**AUFGABE A:**
Wo siedeln laut dem Text über Kanaan die Moabiter?
**AUFGABE B:**
Schreibe den Text über Kanaan im Anschluss an seinen letzten Satz weiter.

**ZITIERTER TEXT:**
........
Viele Archäologen vermuten jedoch, dass die „Seevölker“ auf Halbnomaden aus dem Balkan und dem südöstlichen Europa zurückgehen. Ausgelöst durch den Klimawechsel könnten sie damals gemeinsam mit Gruppen aus Anatolien und der Ägäis weit nach Westen und Süden vorgedrungen sein.

Kanaan zerfällt

Auch die Stadtstaaten Kanaans auf dem Gebiet des heutigen Israel und Libanon sind von diesem Wandel getroffen: Lange waren sie Vasallen Ägyptens, jetzt werden viele ihrer Königsstädte zerstört und Ländereien von Angehörigen der Seevölker besetzt. Viele Bewohner des alten Kanaan fliehen und vermischen sich teilweise mit Flüchtlingen aus dem Gebiet der Hethiter, die von Norden her in die Levante einwandern.

Die fünf Städte der Philister.© Ekuah/ CC-by-sa 3.0

Als Folge ist Kanaan im elften Jahrhundert vor Christus ein komplexes Gemisch vieler kleinerer Völker und Regionalherrscher. Im Süden haben die Philister – wahrscheinlich Nachkommen der Seevölker – einen Fünf-Städtebund gegründet, zu dem unter anderem die Küstenstädte Gaza, Aschkelon und Aschdod gehören. Auf sie geht bis heute die Bezeichnung Palästina zurück. Östlich des Philistergebiets, jenseits des Toten Meeres, siedeln die Moabiter, wovon auch ägyptische Überlieferungen zeugen. Beide Völker werden im Alten Testament der Bibel als Gegenspieler Israels erwähnt.

Und die Israeliten?

In dieser Umbruchszeit liegen auch die Wurzeln der Israeliten, des Volks, dem der biblische König David angehört haben soll. Woher diese Volksgruppe allerdings kam und ob und wann sie begann, sich zu einem Königreich zusammenzuschließen, ist stark umstritten. Wo die Bibel vom „Einzug ins gelobte Land“ spricht, sehen Archäologen eher die Ansiedlung versprengter und aus ihren Städten vertriebener Kanaaniter, vermischt mit Flüchtlingen anderer Volksgruppen im Jordantal und dem umgebenden Hügelland.
........
**ANGEZEIGTE INFORMATIONEN:**
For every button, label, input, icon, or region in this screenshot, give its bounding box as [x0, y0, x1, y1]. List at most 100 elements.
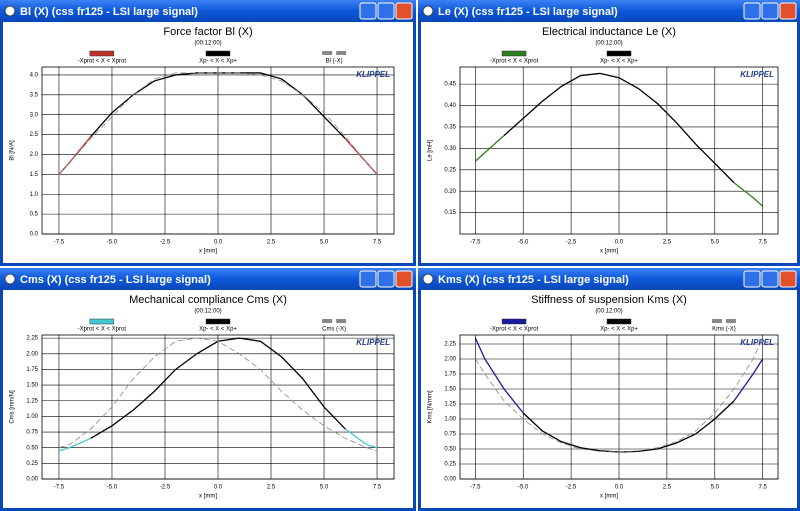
........
**ERGEBNIS A:**
Sie siedeln östlich des Philistergebiets, jenseits des Toten Meeres.

**ERGEBNIS B:**
Stele des Pharao Merenptah. Auf ihr soll Israel erwähnt sein.© Webscribe/ CC-by-sa 3.0

Die älteste Erwähnung der Israeliten stammt von einer Toten-Stele des ägyptischen Pharaos Merenptah, datiert auf 1208 vor Christus. Auf ihr berichtet ein Hieroglyphentext von den Feldzügen des Pharaos – und auch über einen Sieg über eine Volksgruppe namens Jsrjr – Israel. Sie wird allerdings im Gegensatz zu anderen besiegten Gegnern nicht mit der Hieroglyphe für Stadt oder Staat gekennzeichnet, sondern mit Symbolen, die eher für eine Menschengruppe stehen.

Zu dieser Zeit war Israel daher vermutlich kaum mehr als eine Ansammlung von Bauerndörfern und Flüchtlingssiedlungen im Südwesten des heutigen Westjordanlands. „Dann begann ein langsamer Prozess, in dessen Verlauf sich die Israeliten von ihren kanaanitischen Vorfahren und Traditionen lösten“, erklärt William Dever, ehemals Professor für Archäologe an der University of Arizona. „Sie entwickelten eine neue Gottheit, neue religiöse Gesetze und Gebräuche – neue ethnische Marker, wie wir heute sagen würden.“

Vom Hirten zum König

Der David der Bibel

Die Berichte von David und seinen Erlebnissen gehören zu den bekanntesten Geschichten der Bibel. Der Hirtenjunge, der zum König Israels wurde, kommt nicht nur in mehreren Büchern des Alten Testaments vor, er findet sich sogar im Koran. In gleich drei Weltreligionen – Judentum, Christentum und Islam – gehört König David damit zum etablierten Figurenkanon. Doch wer war diese Person?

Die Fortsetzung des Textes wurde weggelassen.